Problem to solve
Convert everything from the line containing "- leaderboard-icon: [24, 319, 50, 343]" down to the line containing "- expiry-time-label: Tiempo: [1348, 92, 1391, 107]", both included, into a numbered list with blank lines left out.

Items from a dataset
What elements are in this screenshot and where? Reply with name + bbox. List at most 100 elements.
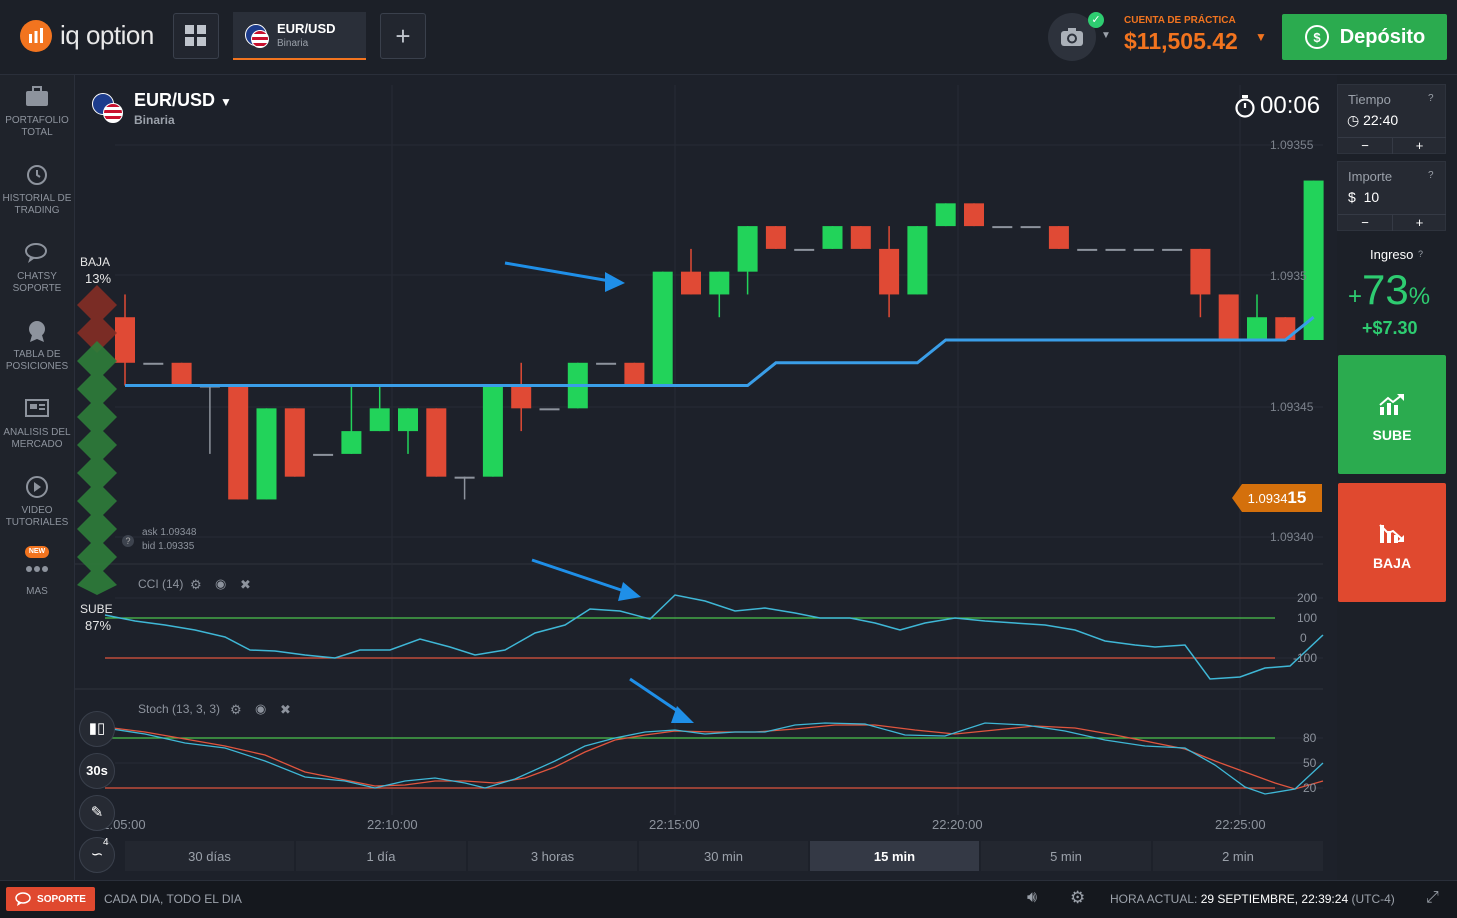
- leaderboard-icon: [24, 319, 50, 343]
- help-icon[interactable]: ?: [1418, 249, 1424, 259]
- sound-icon[interactable]: 🔊︎: [1027, 889, 1038, 906]
- indicators-button[interactable]: ∽: [79, 837, 115, 873]
- candle-body: [624, 362, 645, 386]
- account-chevron-icon[interactable]: ▼: [1255, 30, 1267, 44]
- candle-body: [1275, 317, 1296, 340]
- account-balance[interactable]: $11,505.42: [1124, 28, 1238, 54]
- amount-label: Importe: [1348, 169, 1393, 184]
- help-icon[interactable]: ?: [122, 535, 134, 547]
- expiry-time-label: Tiempo: [1348, 92, 1391, 107]
- price-chart[interactable]: [75, 75, 1337, 880]
- help-icon[interactable]: ?: [1428, 93, 1434, 104]
- candle-body: [992, 226, 1013, 229]
- candle-body: [681, 271, 701, 295]
- sidebar-item-leaderboard[interactable]: TABLA DE POSICIONES: [0, 319, 74, 373]
- deposit-label: Depósito: [1339, 25, 1426, 48]
- cci-visibility-eye-icon[interactable]: ◉: [215, 576, 227, 591]
- call-button[interactable]: SUBE: [1338, 355, 1446, 474]
- time-tick: 22:20:00: [932, 817, 983, 832]
- timeframe-30-days[interactable]: 30 días: [125, 841, 294, 871]
- sentiment-down-pct: 13%: [85, 271, 112, 286]
- drawing-tools-button[interactable]: ✎: [79, 795, 115, 831]
- cci-tick: -100: [1293, 651, 1318, 665]
- sidebar-item-history[interactable]: HISTORIAL DE TRADING: [0, 163, 74, 217]
- time-increase-button[interactable]: +: [1392, 137, 1446, 154]
- chart-area[interactable]: EUR/USD ▼ Binaria 00:06 1.09355 1.0935 1…: [75, 75, 1337, 880]
- cci-label: CCI (14): [138, 577, 184, 591]
- history-icon: [24, 163, 50, 187]
- price-tick: 1.09345: [1270, 400, 1314, 414]
- income-profit: +$7.30: [1362, 318, 1418, 338]
- stoch-visibility-eye-icon[interactable]: ◉: [255, 701, 267, 716]
- candle-body: [794, 248, 815, 251]
- amount-decrease-button[interactable]: −: [1338, 214, 1392, 231]
- stoch-tick: 50: [1303, 756, 1317, 770]
- timeframe-1-day[interactable]: 1 día: [296, 841, 466, 871]
- chart-asset-pair: EUR/USD: [134, 90, 216, 110]
- candle-body: [482, 385, 503, 477]
- expiry-time-value[interactable]: ◷ 22:40: [1347, 112, 1398, 129]
- current-time-zone: (UTC-4): [1351, 892, 1395, 906]
- sentiment-bar: [77, 285, 117, 595]
- candle-body: [1077, 248, 1098, 251]
- svg-text:$: $: [1313, 30, 1321, 45]
- indicators-icon: ∽: [90, 846, 104, 863]
- candle-body: [709, 271, 730, 295]
- income-label: Ingreso: [1370, 247, 1414, 262]
- cci-settings-gear-icon[interactable]: ⚙: [190, 577, 202, 592]
- sidebar-item-label: TOTAL: [21, 127, 53, 138]
- timeframe-3-hours[interactable]: 3 horas: [468, 841, 637, 871]
- timeframe-2-min[interactable]: 2 min: [1153, 841, 1323, 871]
- chart-type-button[interactable]: ▮▯: [79, 711, 115, 747]
- amount-increase-button[interactable]: +: [1392, 214, 1446, 231]
- candle-body: [1048, 226, 1069, 249]
- chevron-down-icon[interactable]: ▼: [1101, 30, 1111, 41]
- put-button[interactable]: BAJA: [1338, 483, 1446, 602]
- sidebar-item-portfolio[interactable]: PORTAFOLIO TOTAL: [0, 85, 74, 139]
- help-icon[interactable]: ?: [1428, 170, 1434, 181]
- amount-input[interactable]: $ 10: [1348, 189, 1379, 205]
- stoch-close-icon[interactable]: ✖: [280, 702, 291, 717]
- sidebar-item-label: TRADING: [14, 205, 60, 216]
- candle-body: [1303, 180, 1324, 340]
- timeframe-30-min[interactable]: 30 min: [639, 841, 808, 871]
- grid-icon: [185, 25, 206, 46]
- candle-body: [850, 226, 871, 249]
- sidebar-item-video-tutorials[interactable]: VIDEO TUTORIALES: [0, 475, 74, 529]
- support-button[interactable]: SOPORTE: [6, 887, 95, 911]
- current-time-value: 29 SEPTIEMBRE, 22:39:24: [1200, 892, 1349, 906]
- trend-up-icon: [1379, 394, 1404, 415]
- deposit-button[interactable]: $ Depósito: [1282, 14, 1447, 60]
- income-pct-sign: %: [1408, 283, 1431, 310]
- expiry-time-box[interactable]: Tiempo ? ◷ 22:40 − +: [1337, 84, 1446, 154]
- fullscreen-icon[interactable]: ⤢: [1426, 889, 1439, 906]
- time-decrease-button[interactable]: −: [1338, 137, 1392, 154]
- asset-tab[interactable]: EUR/USD Binaria: [233, 12, 366, 60]
- sentiment-up-pct: 87%: [85, 618, 112, 633]
- deposit-icon: $: [1304, 25, 1329, 49]
- current-price-last: 15: [1287, 488, 1307, 507]
- support-schedule: CADA DIA, TODO EL DIA: [104, 892, 242, 906]
- add-asset-button[interactable]: +: [380, 13, 426, 59]
- income-sign: +: [1348, 283, 1363, 310]
- candle-body: [964, 203, 984, 227]
- settings-gear-icon[interactable]: ⚙: [1070, 888, 1086, 907]
- us-flag-icon: [251, 30, 269, 48]
- candle-body: [879, 248, 900, 295]
- sidebar-item-more[interactable]: NEW MAS: [0, 546, 74, 598]
- period-button[interactable]: 30s: [79, 753, 115, 789]
- chart-asset-selector[interactable]: EUR/USD ▼: [134, 90, 232, 111]
- sentiment-up-label: SUBE: [80, 602, 113, 616]
- asset-tab-pair: EUR/USD: [277, 21, 336, 36]
- stoch-settings-gear-icon[interactable]: ⚙: [230, 702, 242, 717]
- stoch-label: Stoch (13, 3, 3): [138, 702, 221, 716]
- sidebar-item-market-analysis[interactable]: ANALISIS DEL MERCADO: [0, 397, 74, 451]
- cci-close-icon[interactable]: ✖: [240, 577, 251, 592]
- timeframe-5-min[interactable]: 5 min: [981, 841, 1151, 871]
- amount-box[interactable]: Importe ? $ 10 − +: [1337, 161, 1446, 231]
- grid-layout-button[interactable]: [173, 13, 219, 59]
- candle-body: [454, 476, 475, 479]
- timeframe-15-min[interactable]: 15 min: [810, 841, 979, 871]
- sidebar-item-chat[interactable]: CHATSY SOPORTE: [0, 241, 74, 295]
- sidebar-item-label: ANALISIS DEL: [3, 427, 71, 438]
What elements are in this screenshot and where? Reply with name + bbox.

Expected answer
1. - leaderboard-icon: [24, 319, 50, 343]
2. - help-icon[interactable]: ?: [1418, 249, 1424, 259]
3. - sound-icon[interactable]: 🔊︎: [1027, 889, 1038, 906]
4. - indicators-button[interactable]: ∽: [79, 837, 115, 873]
5. - candle-body: [624, 362, 645, 386]
6. - account-chevron-icon[interactable]: ▼: [1255, 30, 1267, 44]
7. - candle-body: [1275, 317, 1296, 340]
8. - account-balance[interactable]: $11,505.42: [1124, 28, 1238, 54]
9. - amount-label: Importe: [1348, 169, 1393, 184]
10. - help-icon[interactable]: ?: [122, 535, 134, 547]
11. - expiry-time-label: Tiempo: [1348, 92, 1391, 107]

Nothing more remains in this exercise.